INPUT MATERIAL >>
= = =

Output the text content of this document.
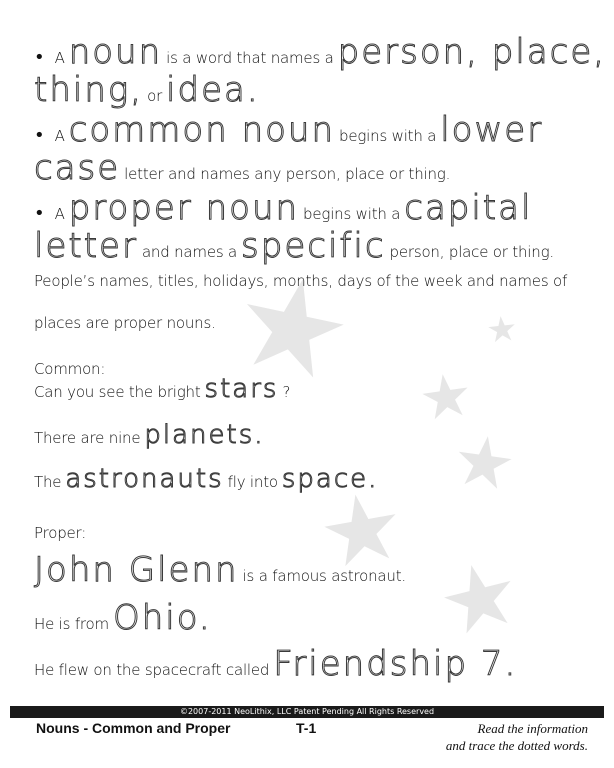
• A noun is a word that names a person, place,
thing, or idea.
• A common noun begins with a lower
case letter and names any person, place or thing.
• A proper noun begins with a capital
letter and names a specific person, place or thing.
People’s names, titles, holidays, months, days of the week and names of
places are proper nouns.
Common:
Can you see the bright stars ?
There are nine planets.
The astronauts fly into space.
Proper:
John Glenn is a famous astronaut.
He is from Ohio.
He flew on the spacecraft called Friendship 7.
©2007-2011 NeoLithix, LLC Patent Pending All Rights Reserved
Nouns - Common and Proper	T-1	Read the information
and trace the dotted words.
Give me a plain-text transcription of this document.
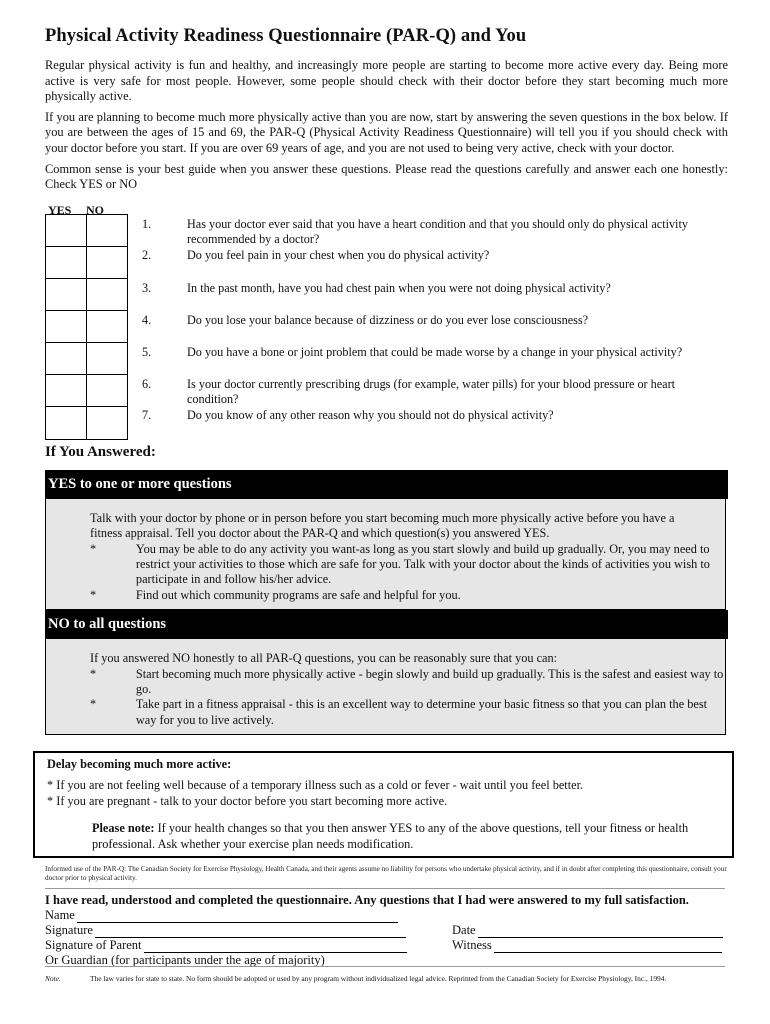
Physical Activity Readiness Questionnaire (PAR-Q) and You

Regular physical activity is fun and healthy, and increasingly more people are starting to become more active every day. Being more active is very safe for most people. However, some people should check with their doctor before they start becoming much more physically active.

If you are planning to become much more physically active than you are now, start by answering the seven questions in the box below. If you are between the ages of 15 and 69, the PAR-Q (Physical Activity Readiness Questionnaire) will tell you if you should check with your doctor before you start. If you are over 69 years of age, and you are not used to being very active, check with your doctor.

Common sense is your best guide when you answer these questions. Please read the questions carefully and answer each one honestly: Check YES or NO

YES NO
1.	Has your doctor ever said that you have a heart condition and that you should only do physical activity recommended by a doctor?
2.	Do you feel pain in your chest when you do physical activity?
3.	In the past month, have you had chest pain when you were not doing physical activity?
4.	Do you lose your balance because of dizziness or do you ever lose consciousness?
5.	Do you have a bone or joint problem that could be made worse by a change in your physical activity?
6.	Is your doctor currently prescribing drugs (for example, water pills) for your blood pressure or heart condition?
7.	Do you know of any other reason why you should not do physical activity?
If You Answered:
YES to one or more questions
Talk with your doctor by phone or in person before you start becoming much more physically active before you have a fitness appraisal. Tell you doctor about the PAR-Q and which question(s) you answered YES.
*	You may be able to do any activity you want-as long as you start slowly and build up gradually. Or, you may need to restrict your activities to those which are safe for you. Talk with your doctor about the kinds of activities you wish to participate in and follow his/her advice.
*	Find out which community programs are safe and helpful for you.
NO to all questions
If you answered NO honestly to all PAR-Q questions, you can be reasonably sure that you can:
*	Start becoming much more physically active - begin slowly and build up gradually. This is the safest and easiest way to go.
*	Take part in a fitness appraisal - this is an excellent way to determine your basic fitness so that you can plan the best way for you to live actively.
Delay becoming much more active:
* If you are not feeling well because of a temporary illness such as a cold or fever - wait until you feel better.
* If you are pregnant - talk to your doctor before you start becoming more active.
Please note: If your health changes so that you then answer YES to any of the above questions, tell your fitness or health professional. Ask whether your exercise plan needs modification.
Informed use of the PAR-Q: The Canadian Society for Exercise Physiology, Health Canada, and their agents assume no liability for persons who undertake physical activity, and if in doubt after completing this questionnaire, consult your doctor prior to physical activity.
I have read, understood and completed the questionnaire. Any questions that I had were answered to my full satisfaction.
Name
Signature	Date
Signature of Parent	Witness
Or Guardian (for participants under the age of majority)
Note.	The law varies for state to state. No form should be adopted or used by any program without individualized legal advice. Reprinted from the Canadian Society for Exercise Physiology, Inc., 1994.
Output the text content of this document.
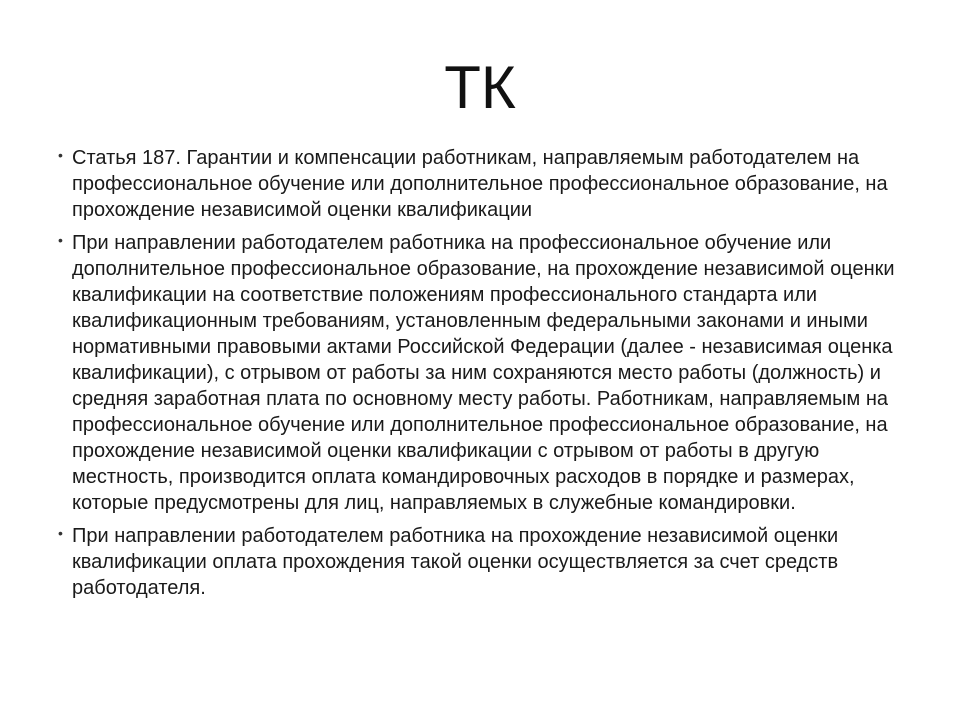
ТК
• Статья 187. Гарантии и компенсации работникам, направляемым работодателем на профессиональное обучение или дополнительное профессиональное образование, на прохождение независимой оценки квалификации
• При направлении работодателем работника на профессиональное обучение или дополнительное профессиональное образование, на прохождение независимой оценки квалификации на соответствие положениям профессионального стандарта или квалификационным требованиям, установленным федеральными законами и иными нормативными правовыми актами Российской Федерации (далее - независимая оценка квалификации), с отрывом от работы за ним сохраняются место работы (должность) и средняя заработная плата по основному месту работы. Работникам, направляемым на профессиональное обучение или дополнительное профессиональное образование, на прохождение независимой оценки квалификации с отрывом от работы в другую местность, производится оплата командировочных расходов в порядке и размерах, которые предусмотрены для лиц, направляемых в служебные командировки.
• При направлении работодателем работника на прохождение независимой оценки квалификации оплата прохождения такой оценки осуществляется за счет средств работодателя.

= = =

WHAT IS REQUIRED >>
Reproduce all of the material above word for word. Omit the pictures.

EXERCISE OUTPUT >>
Output the text content of this document.
• A noun is a word that names a person, place,
thing, or idea.
• A common noun begins with a lower
case letter and names any person, place or thing.
• A proper noun begins with a capital
letter and names a specific person, place or thing.
People’s names, titles, holidays, months, days of the week and names of
places are proper nouns.
Common:
Can you see the bright stars ?
There are nine planets.
The astronauts fly into space.
Proper:
John Glenn is a famous astronaut.
He is from Ohio.
He flew on the spacecraft called Friendship 7.
©2007-2011 NeoLithix, LLC Patent Pending All Rights Reserved
Nouns - Common and Proper	T-1	Read the information
and trace the dotted words.
Give me a plain-text transcription of this document.
Physical Activity Readiness Questionnaire (PAR-Q) and You

Regular physical activity is fun and healthy, and increasingly more people are starting to become more active every day. Being more active is very safe for most people. However, some people should check with their doctor before they start becoming much more physically active.

If you are planning to become much more physically active than you are now, start by answering the seven questions in the box below. If you are between the ages of 15 and 69, the PAR-Q (Physical Activity Readiness Questionnaire) will tell you if you should check with your doctor before you start. If you are over 69 years of age, and you are not used to being very active, check with your doctor.

Common sense is your best guide when you answer these questions. Please read the questions carefully and answer each one honestly: Check YES or NO

YES NO
1.	Has your doctor ever said that you have a heart condition and that you should only do physical activity recommended by a doctor?
2.	Do you feel pain in your chest when you do physical activity?
3.	In the past month, have you had chest pain when you were not doing physical activity?
4.	Do you lose your balance because of dizziness or do you ever lose consciousness?
5.	Do you have a bone or joint problem that could be made worse by a change in your physical activity?
6.	Is your doctor currently prescribing drugs (for example, water pills) for your blood pressure or heart condition?
7.	Do you know of any other reason why you should not do physical activity?
If You Answered:
YES to one or more questions
Talk with your doctor by phone or in person before you start becoming much more physically active before you have a fitness appraisal. Tell you doctor about the PAR-Q and which question(s) you answered YES.
*	You may be able to do any activity you want-as long as you start slowly and build up gradually. Or, you may need to restrict your activities to those which are safe for you. Talk with your doctor about the kinds of activities you wish to participate in and follow his/her advice.
*	Find out which community programs are safe and helpful for you.
NO to all questions
If you answered NO honestly to all PAR-Q questions, you can be reasonably sure that you can:
*	Start becoming much more physically active - begin slowly and build up gradually. This is the safest and easiest way to go.
*	Take part in a fitness appraisal - this is an excellent way to determine your basic fitness so that you can plan the best way for you to live actively.
Delay becoming much more active:
* If you are not feeling well because of a temporary illness such as a cold or fever - wait until you feel better.
* If you are pregnant - talk to your doctor before you start becoming more active.
Please note: If your health changes so that you then answer YES to any of the above questions, tell your fitness or health professional. Ask whether your exercise plan needs modification.
Informed use of the PAR-Q: The Canadian Society for Exercise Physiology, Health Canada, and their agents assume no liability for persons who undertake physical activity, and if in doubt after completing this questionnaire, consult your doctor prior to physical activity.
I have read, understood and completed the questionnaire. Any questions that I had were answered to my full satisfaction.
Name
Signature	Date
Signature of Parent	Witness
Or Guardian (for participants under the age of majority)
Note.	The law varies for state to state. No form should be adopted or used by any program without individualized legal advice. Reprinted from the Canadian Society for Exercise Physiology, Inc., 1994.
Output the text content of this document.
ТК
• Статья 187. Гарантии и компенсации работникам, направляемым работодателем на профессиональное обучение или дополнительное профессиональное образование, на прохождение независимой оценки квалификации
• При направлении работодателем работника на профессиональное обучение или дополнительное профессиональное образование, на прохождение независимой оценки квалификации на соответствие положениям профессионального стандарта или квалификационным требованиям, установленным федеральными законами и иными нормативными правовыми актами Российской Федерации (далее - независимая оценка квалификации), с отрывом от работы за ним сохраняются место работы (должность) и средняя заработная плата по основному месту работы. Работникам, направляемым на профессиональное обучение или дополнительное профессиональное образование, на прохождение независимой оценки квалификации с отрывом от работы в другую местность, производится оплата командировочных расходов в порядке и размерах, которые предусмотрены для лиц, направляемых в служебные командировки.
• При направлении работодателем работника на прохождение независимой оценки квалификации оплата прохождения такой оценки осуществляется за счет средств работодателя.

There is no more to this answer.